Stored entries:
********************

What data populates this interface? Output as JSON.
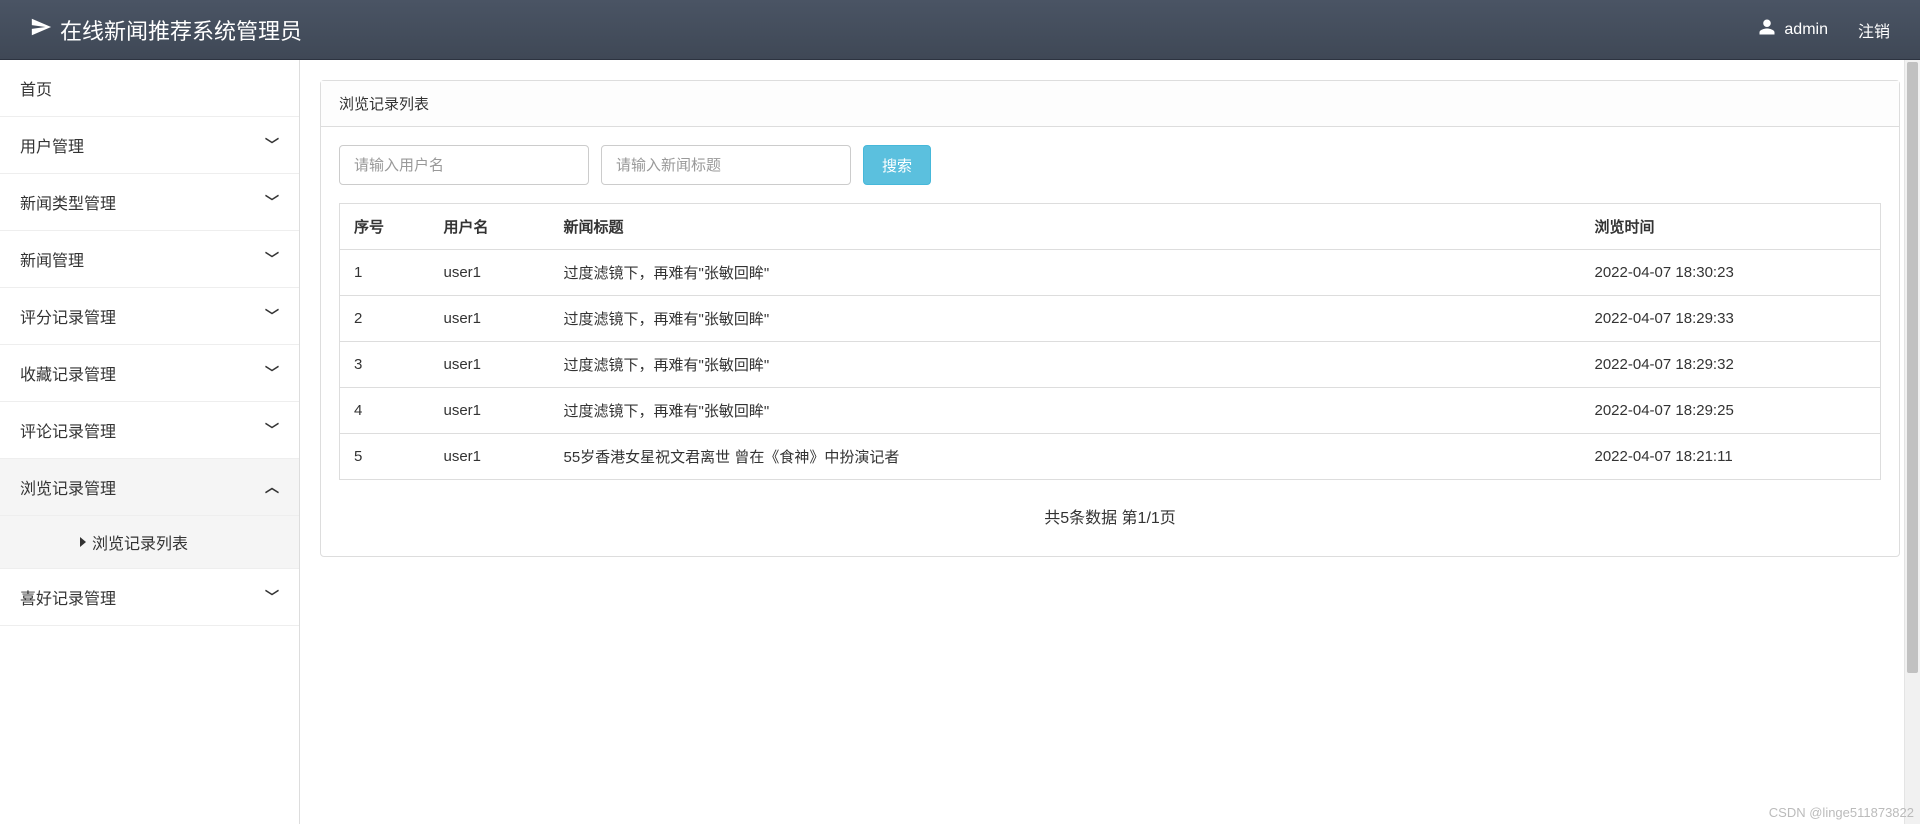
{
  "header": {
    "app_title": "在线新闻推荐系统管理员",
    "username": "admin",
    "logout": "注销"
  },
  "sidebar": {
    "items": [
      {
        "label": "首页",
        "has_children": false,
        "expanded": false
      },
      {
        "label": "用户管理",
        "has_children": true,
        "expanded": false
      },
      {
        "label": "新闻类型管理",
        "has_children": true,
        "expanded": false
      },
      {
        "label": "新闻管理",
        "has_children": true,
        "expanded": false
      },
      {
        "label": "评分记录管理",
        "has_children": true,
        "expanded": false
      },
      {
        "label": "收藏记录管理",
        "has_children": true,
        "expanded": false
      },
      {
        "label": "评论记录管理",
        "has_children": true,
        "expanded": false
      },
      {
        "label": "浏览记录管理",
        "has_children": true,
        "expanded": true,
        "subitems": [
          {
            "label": "浏览记录列表"
          }
        ]
      },
      {
        "label": "喜好记录管理",
        "has_children": true,
        "expanded": false
      }
    ]
  },
  "main": {
    "panel_title": "浏览记录列表",
    "search": {
      "username_placeholder": "请输入用户名",
      "title_placeholder": "请输入新闻标题",
      "button": "搜索"
    },
    "table": {
      "columns": [
        "序号",
        "用户名",
        "新闻标题",
        "浏览时间"
      ],
      "rows": [
        {
          "seq": "1",
          "user": "user1",
          "title": "过度滤镜下，再难有\"张敏回眸\"",
          "time": "2022-04-07 18:30:23"
        },
        {
          "seq": "2",
          "user": "user1",
          "title": "过度滤镜下，再难有\"张敏回眸\"",
          "time": "2022-04-07 18:29:33"
        },
        {
          "seq": "3",
          "user": "user1",
          "title": "过度滤镜下，再难有\"张敏回眸\"",
          "time": "2022-04-07 18:29:32"
        },
        {
          "seq": "4",
          "user": "user1",
          "title": "过度滤镜下，再难有\"张敏回眸\"",
          "time": "2022-04-07 18:29:25"
        },
        {
          "seq": "5",
          "user": "user1",
          "title": "55岁香港女星祝文君离世 曾在《食神》中扮演记者",
          "time": "2022-04-07 18:21:11"
        }
      ]
    },
    "pagination": "共5条数据  第1/1页"
  },
  "watermark": "CSDN @linge511873822"
}
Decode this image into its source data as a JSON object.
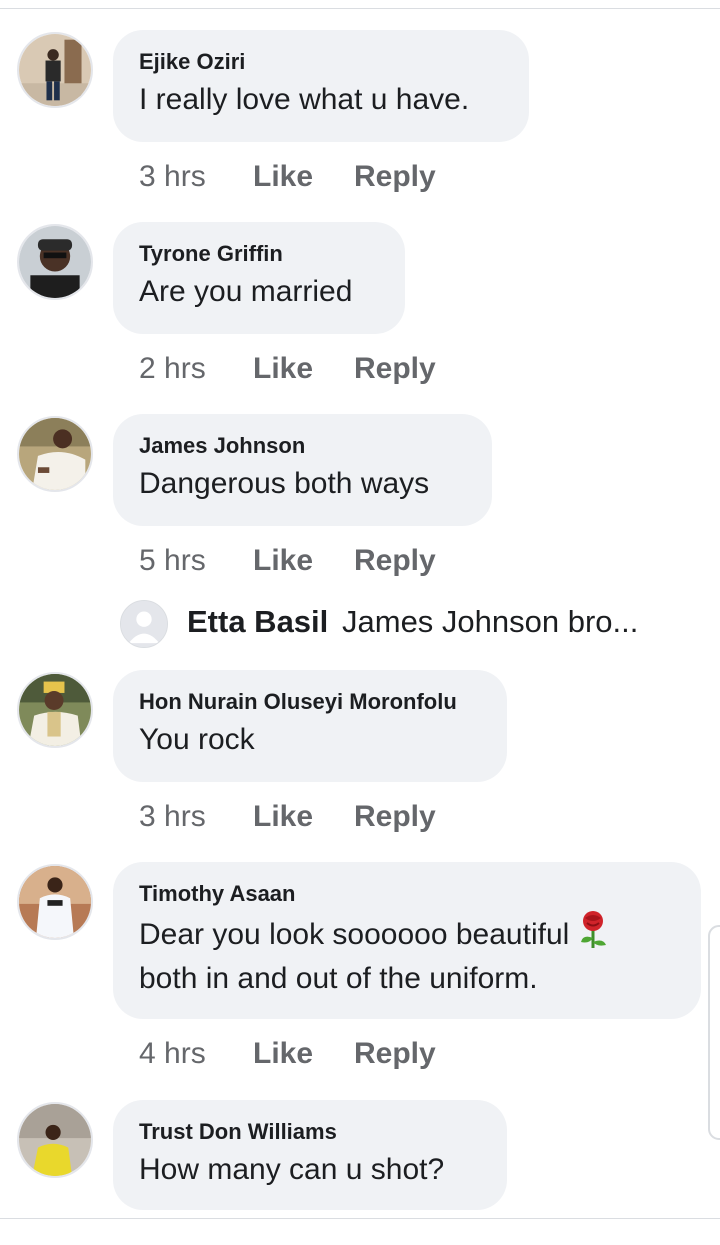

********************

List all lines from the entries that include the word "data".

What data populates this interface? Output as JSON.
Decode this image into its source data as a JSON object.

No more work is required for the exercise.